▸ **RAW DATA**

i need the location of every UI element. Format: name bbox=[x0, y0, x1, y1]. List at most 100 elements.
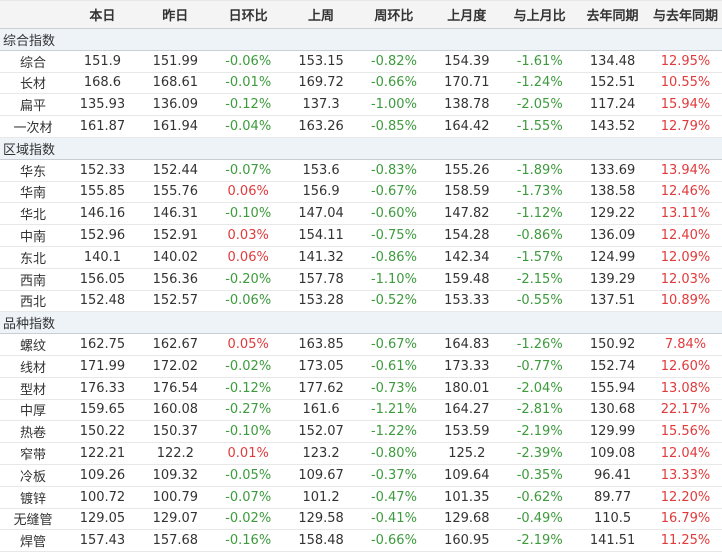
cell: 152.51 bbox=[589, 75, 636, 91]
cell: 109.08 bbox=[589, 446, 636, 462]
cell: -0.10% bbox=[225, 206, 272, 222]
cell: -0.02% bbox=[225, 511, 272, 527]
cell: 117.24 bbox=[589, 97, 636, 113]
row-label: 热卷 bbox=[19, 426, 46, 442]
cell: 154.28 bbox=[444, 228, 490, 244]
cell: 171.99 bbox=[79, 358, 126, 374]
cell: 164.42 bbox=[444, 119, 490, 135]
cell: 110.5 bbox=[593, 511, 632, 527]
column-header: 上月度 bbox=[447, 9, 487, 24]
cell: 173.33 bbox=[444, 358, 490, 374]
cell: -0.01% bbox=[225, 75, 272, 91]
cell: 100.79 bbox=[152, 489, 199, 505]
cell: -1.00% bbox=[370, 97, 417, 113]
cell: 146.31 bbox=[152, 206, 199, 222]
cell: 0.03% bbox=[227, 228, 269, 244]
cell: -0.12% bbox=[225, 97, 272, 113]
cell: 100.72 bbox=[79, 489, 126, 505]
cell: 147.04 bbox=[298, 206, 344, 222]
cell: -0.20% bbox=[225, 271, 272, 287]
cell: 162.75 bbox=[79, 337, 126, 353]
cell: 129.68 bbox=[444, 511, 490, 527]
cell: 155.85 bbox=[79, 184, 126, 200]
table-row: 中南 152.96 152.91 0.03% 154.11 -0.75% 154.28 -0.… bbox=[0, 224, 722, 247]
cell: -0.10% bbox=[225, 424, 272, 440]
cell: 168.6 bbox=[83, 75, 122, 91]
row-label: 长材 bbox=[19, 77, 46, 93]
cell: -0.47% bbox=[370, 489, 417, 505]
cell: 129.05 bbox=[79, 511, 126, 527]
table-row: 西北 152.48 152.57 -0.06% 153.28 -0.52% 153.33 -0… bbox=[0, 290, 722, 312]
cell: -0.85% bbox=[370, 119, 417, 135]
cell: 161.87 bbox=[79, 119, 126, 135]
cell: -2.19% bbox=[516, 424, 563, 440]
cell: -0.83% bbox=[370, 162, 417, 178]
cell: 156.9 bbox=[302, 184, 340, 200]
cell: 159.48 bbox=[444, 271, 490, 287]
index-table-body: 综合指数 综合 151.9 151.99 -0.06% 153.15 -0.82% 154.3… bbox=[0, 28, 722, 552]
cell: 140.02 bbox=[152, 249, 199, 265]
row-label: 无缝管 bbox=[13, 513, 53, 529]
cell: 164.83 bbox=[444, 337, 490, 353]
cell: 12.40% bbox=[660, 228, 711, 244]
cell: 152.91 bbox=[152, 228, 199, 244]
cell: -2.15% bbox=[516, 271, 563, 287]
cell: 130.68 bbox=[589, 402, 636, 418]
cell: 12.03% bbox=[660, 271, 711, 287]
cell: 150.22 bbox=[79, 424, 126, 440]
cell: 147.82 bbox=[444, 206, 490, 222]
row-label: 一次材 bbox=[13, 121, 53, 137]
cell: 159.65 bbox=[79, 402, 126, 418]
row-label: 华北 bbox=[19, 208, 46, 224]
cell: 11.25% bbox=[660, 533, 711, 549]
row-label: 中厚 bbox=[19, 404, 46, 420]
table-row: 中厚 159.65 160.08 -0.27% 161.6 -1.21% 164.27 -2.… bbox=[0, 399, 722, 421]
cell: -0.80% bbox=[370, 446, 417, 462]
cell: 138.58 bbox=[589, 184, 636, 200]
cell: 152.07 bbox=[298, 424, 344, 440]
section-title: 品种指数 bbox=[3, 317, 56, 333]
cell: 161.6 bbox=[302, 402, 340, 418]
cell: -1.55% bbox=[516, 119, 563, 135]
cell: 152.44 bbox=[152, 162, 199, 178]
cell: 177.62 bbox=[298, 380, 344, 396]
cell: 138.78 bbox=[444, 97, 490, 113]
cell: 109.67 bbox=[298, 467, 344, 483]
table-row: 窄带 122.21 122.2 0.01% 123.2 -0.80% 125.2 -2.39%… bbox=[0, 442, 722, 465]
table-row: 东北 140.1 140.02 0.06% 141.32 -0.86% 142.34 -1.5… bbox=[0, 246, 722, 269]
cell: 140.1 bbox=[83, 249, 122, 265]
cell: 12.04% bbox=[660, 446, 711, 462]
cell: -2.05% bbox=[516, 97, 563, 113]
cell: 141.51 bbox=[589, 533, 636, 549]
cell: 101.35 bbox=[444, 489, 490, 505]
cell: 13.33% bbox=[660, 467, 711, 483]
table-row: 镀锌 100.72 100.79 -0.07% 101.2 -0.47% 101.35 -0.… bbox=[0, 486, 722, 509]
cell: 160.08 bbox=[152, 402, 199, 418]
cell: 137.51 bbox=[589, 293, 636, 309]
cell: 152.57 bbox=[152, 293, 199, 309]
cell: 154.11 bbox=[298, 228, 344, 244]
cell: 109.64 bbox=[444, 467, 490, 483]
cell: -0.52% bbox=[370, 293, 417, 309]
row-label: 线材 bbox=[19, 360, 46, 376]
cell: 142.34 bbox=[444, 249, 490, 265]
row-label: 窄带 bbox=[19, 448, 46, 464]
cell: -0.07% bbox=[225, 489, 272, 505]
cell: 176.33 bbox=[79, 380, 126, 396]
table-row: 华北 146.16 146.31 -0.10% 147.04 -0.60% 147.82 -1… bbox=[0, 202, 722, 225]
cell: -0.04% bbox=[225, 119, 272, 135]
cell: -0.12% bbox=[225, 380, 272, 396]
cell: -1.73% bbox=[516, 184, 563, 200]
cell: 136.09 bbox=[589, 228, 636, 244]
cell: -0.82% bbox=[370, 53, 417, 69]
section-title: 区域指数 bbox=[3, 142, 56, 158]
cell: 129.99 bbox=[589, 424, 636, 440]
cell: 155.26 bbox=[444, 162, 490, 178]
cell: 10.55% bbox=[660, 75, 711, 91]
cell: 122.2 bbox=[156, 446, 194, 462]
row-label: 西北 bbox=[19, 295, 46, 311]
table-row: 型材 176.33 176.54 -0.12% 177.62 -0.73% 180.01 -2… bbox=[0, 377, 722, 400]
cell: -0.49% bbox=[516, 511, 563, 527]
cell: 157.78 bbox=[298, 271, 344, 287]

▸ **EXERCISE INSTRUCTIONS**
Rewrite every row above so that "row-label" becomes "row-header" and nothing else changes. Leave the pictures out.

▸ **EXERCISE RESULT**
i need the location of every UI element. Format: name bbox=[x0, y0, x1, y1]. List at most 100 elements.
cell: 152.51 bbox=[589, 75, 636, 91]
cell: 109.08 bbox=[589, 446, 636, 462]
cell: -0.10% bbox=[225, 206, 272, 222]
cell: -0.02% bbox=[225, 511, 272, 527]
cell: 117.24 bbox=[589, 97, 636, 113]
row-header: 热卷 bbox=[19, 426, 46, 442]
cell: 154.28 bbox=[444, 228, 490, 244]
cell: 171.99 bbox=[79, 358, 126, 374]
cell: 164.42 bbox=[444, 119, 490, 135]
cell: 110.5 bbox=[593, 511, 632, 527]
column-header: 上月度 bbox=[447, 9, 487, 24]
cell: 173.33 bbox=[444, 358, 490, 374]
cell: -0.01% bbox=[225, 75, 272, 91]
cell: 100.79 bbox=[152, 489, 199, 505]
cell: -1.00% bbox=[370, 97, 417, 113]
cell: 146.31 bbox=[152, 206, 199, 222]
cell: 0.03% bbox=[227, 228, 269, 244]
cell: -0.12% bbox=[225, 97, 272, 113]
cell: 100.72 bbox=[79, 489, 126, 505]
cell: 147.04 bbox=[298, 206, 344, 222]
cell: -0.20% bbox=[225, 271, 272, 287]
cell: 162.75 bbox=[79, 337, 126, 353]
cell: 129.68 bbox=[444, 511, 490, 527]
cell: 155.85 bbox=[79, 184, 126, 200]
table-row: 中南 152.96 152.91 0.03% 154.11 -0.75% 154.28 -0.… bbox=[0, 224, 722, 247]
cell: -0.10% bbox=[225, 424, 272, 440]
cell: 168.6 bbox=[83, 75, 122, 91]
row-header: 长材 bbox=[19, 77, 46, 93]
cell: -0.47% bbox=[370, 489, 417, 505]
cell: 129.05 bbox=[79, 511, 126, 527]
table-row: 西北 152.48 152.57 -0.06% 153.28 -0.52% 153.33 -0… bbox=[0, 290, 722, 312]
cell: -0.85% bbox=[370, 119, 417, 135]
cell: 161.87 bbox=[79, 119, 126, 135]
cell: -2.19% bbox=[516, 424, 563, 440]
cell: -0.83% bbox=[370, 162, 417, 178]
cell: 156.9 bbox=[302, 184, 340, 200]
cell: 159.48 bbox=[444, 271, 490, 287]
index-table-body: 综合指数 综合 151.9 151.99 -0.06% 153.15 -0.82% 154.3… bbox=[0, 28, 722, 552]
cell: 140.02 bbox=[152, 249, 199, 265]
row-header: 无缝管 bbox=[13, 513, 53, 529]
cell: 164.83 bbox=[444, 337, 490, 353]
cell: 12.40% bbox=[660, 228, 711, 244]
cell: 152.91 bbox=[152, 228, 199, 244]
cell: -2.15% bbox=[516, 271, 563, 287]
cell: 130.68 bbox=[589, 402, 636, 418]
cell: 12.03% bbox=[660, 271, 711, 287]
cell: 150.22 bbox=[79, 424, 126, 440]
cell: 147.82 bbox=[444, 206, 490, 222]
row-header: 一次材 bbox=[13, 121, 53, 137]
cell: 159.65 bbox=[79, 402, 126, 418]
row-header: 华北 bbox=[19, 208, 46, 224]
cell: 11.25% bbox=[660, 533, 711, 549]
row-header: 中厚 bbox=[19, 404, 46, 420]
table-row: 中厚 159.65 160.08 -0.27% 161.6 -1.21% 164.27 -2.… bbox=[0, 399, 722, 421]
cell: -0.80% bbox=[370, 446, 417, 462]
cell: 138.58 bbox=[589, 184, 636, 200]
cell: 152.07 bbox=[298, 424, 344, 440]
section-title: 品种指数 bbox=[3, 317, 56, 333]
cell: 161.6 bbox=[302, 402, 340, 418]
cell: -1.55% bbox=[516, 119, 563, 135]
cell: 152.44 bbox=[152, 162, 199, 178]
cell: 177.62 bbox=[298, 380, 344, 396]
cell: 138.78 bbox=[444, 97, 490, 113]
cell: 109.67 bbox=[298, 467, 344, 483]
table-row: 窄带 122.21 122.2 0.01% 123.2 -0.80% 125.2 -2.39%… bbox=[0, 442, 722, 465]
table-row: 东北 140.1 140.02 0.06% 141.32 -0.86% 142.34 -1.5… bbox=[0, 246, 722, 269]
cell: 140.1 bbox=[83, 249, 122, 265]
cell: 12.04% bbox=[660, 446, 711, 462]
cell: -2.05% bbox=[516, 97, 563, 113]
cell: 141.51 bbox=[589, 533, 636, 549]
cell: 101.35 bbox=[444, 489, 490, 505]
cell: 13.33% bbox=[660, 467, 711, 483]
table-row: 镀锌 100.72 100.79 -0.07% 101.2 -0.47% 101.35 -0.… bbox=[0, 486, 722, 509]
cell: 160.08 bbox=[152, 402, 199, 418]
cell: 137.51 bbox=[589, 293, 636, 309]
cell: 152.57 bbox=[152, 293, 199, 309]
cell: 154.11 bbox=[298, 228, 344, 244]
cell: 109.64 bbox=[444, 467, 490, 483]
cell: -0.52% bbox=[370, 293, 417, 309]
row-header: 线材 bbox=[19, 360, 46, 376]
cell: 142.34 bbox=[444, 249, 490, 265]
row-header: 窄带 bbox=[19, 448, 46, 464]
cell: -0.07% bbox=[225, 489, 272, 505]
cell: 176.33 bbox=[79, 380, 126, 396]
table-row: 华北 146.16 146.31 -0.10% 147.04 -0.60% 147.82 -1… bbox=[0, 202, 722, 225]
cell: -0.04% bbox=[225, 119, 272, 135]
cell: -0.12% bbox=[225, 380, 272, 396]
cell: -1.73% bbox=[516, 184, 563, 200]
cell: 136.09 bbox=[589, 228, 636, 244]
cell: -0.82% bbox=[370, 53, 417, 69]
section-title: 区域指数 bbox=[3, 142, 56, 158]
cell: 129.99 bbox=[589, 424, 636, 440]
cell: 155.26 bbox=[444, 162, 490, 178]
cell: 10.55% bbox=[660, 75, 711, 91]
cell: 122.2 bbox=[156, 446, 194, 462]
row-header: 西北 bbox=[19, 295, 46, 311]
table-row: 型材 176.33 176.54 -0.12% 177.62 -0.73% 180.01 -2… bbox=[0, 377, 722, 400]
cell: -0.49% bbox=[516, 511, 563, 527]
cell: 157.78 bbox=[298, 271, 344, 287]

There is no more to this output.